(Extracted data entries)
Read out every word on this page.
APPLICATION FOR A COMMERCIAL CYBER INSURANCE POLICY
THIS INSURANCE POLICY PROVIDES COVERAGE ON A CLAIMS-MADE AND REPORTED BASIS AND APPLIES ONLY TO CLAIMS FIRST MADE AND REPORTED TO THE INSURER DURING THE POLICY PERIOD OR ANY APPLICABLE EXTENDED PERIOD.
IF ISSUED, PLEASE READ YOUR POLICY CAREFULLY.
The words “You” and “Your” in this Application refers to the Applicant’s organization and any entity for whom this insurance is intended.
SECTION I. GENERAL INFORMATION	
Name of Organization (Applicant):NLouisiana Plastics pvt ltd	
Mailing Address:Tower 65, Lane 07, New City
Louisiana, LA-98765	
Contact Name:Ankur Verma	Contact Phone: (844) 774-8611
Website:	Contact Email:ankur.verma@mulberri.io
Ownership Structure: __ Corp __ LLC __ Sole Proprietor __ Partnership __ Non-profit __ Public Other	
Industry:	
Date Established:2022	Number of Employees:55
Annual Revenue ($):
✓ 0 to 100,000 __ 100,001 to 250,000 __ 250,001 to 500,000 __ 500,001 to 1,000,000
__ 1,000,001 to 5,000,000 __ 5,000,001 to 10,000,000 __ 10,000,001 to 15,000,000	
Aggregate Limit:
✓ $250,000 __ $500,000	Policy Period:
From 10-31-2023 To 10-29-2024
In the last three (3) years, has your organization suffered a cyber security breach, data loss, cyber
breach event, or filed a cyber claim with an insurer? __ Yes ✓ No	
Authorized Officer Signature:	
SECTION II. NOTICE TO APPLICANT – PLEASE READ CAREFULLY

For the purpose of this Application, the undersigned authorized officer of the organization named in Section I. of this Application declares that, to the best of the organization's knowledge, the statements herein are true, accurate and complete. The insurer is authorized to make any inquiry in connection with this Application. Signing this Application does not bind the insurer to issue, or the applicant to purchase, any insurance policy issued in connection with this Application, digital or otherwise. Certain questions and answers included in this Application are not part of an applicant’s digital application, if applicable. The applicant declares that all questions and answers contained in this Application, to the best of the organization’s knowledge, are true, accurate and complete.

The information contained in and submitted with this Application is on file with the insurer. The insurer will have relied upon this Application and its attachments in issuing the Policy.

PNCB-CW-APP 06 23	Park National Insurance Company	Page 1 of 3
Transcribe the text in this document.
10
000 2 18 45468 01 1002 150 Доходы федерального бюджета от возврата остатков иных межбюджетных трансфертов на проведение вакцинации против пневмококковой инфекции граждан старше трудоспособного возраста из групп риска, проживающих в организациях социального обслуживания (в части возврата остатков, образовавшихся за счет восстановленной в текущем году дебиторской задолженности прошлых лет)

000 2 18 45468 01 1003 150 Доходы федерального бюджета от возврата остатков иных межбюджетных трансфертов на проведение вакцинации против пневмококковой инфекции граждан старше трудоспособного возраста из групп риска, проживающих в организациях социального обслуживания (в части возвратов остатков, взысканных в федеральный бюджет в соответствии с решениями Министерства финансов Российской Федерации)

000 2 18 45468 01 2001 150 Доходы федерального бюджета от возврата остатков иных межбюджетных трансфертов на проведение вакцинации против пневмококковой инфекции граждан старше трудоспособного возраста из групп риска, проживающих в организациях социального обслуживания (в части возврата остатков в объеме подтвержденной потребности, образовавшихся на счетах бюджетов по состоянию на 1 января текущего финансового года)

GIVEN TASK
Transcribe the data above in full, exactly.

EXERCISE SOLUTION
Read out every word on this page.
APPLICATION FOR A COMMERCIAL CYBER INSURANCE POLICY
THIS INSURANCE POLICY PROVIDES COVERAGE ON A CLAIMS-MADE AND REPORTED BASIS AND APPLIES ONLY TO CLAIMS FIRST MADE AND REPORTED TO THE INSURER DURING THE POLICY PERIOD OR ANY APPLICABLE EXTENDED PERIOD.
IF ISSUED, PLEASE READ YOUR POLICY CAREFULLY.
The words “You” and “Your” in this Application refers to the Applicant’s organization and any entity for whom this insurance is intended.
SECTION I. GENERAL INFORMATION	
Name of Organization (Applicant):NLouisiana Plastics pvt ltd	
Mailing Address:Tower 65, Lane 07, New City
Louisiana, LA-98765	
Contact Name:Ankur Verma	Contact Phone: (844) 774-8611
Website:	Contact Email:ankur.verma@mulberri.io
Ownership Structure: __ Corp __ LLC __ Sole Proprietor __ Partnership __ Non-profit __ Public Other	
Industry:	
Date Established:2022	Number of Employees:55
Annual Revenue ($):
✓ 0 to 100,000 __ 100,001 to 250,000 __ 250,001 to 500,000 __ 500,001 to 1,000,000
__ 1,000,001 to 5,000,000 __ 5,000,001 to 10,000,000 __ 10,000,001 to 15,000,000	
Aggregate Limit:
✓ $250,000 __ $500,000	Policy Period:
From 10-31-2023 To 10-29-2024
In the last three (3) years, has your organization suffered a cyber security breach, data loss, cyber
breach event, or filed a cyber claim with an insurer? __ Yes ✓ No	
Authorized Officer Signature:	
SECTION II. NOTICE TO APPLICANT – PLEASE READ CAREFULLY

For the purpose of this Application, the undersigned authorized officer of the organization named in Section I. of this Application declares that, to the best of the organization's knowledge, the statements herein are true, accurate and complete. The insurer is authorized to make any inquiry in connection with this Application. Signing this Application does not bind the insurer to issue, or the applicant to purchase, any insurance policy issued in connection with this Application, digital or otherwise. Certain questions and answers included in this Application are not part of an applicant’s digital application, if applicable. The applicant declares that all questions and answers contained in this Application, to the best of the organization’s knowledge, are true, accurate and complete.

The information contained in and submitted with this Application is on file with the insurer. The insurer will have relied upon this Application and its attachments in issuing the Policy.

PNCB-CW-APP 06 23	Park National Insurance Company	Page 1 of 3
Transcribe the text in this document.
10
000 2 18 45468 01 1002 150 Доходы федерального бюджета от возврата остатков иных межбюджетных трансфертов на проведение вакцинации против пневмококковой инфекции граждан старше трудоспособного возраста из групп риска, проживающих в организациях социального обслуживания (в части возврата остатков, образовавшихся за счет восстановленной в текущем году дебиторской задолженности прошлых лет)

000 2 18 45468 01 1003 150 Доходы федерального бюджета от возврата остатков иных межбюджетных трансфертов на проведение вакцинации против пневмококковой инфекции граждан старше трудоспособного возраста из групп риска, проживающих в организациях социального обслуживания (в части возвратов остатков, взысканных в федеральный бюджет в соответствии с решениями Министерства финансов Российской Федерации)

000 2 18 45468 01 2001 150 Доходы федерального бюджета от возврата остатков иных межбюджетных трансфертов на проведение вакцинации против пневмококковой инфекции граждан старше трудоспособного возраста из групп риска, проживающих в организациях социального обслуживания (в части возврата остатков в объеме подтвержденной потребности, образовавшихся на счетах бюджетов по состоянию на 1 января текущего финансового года)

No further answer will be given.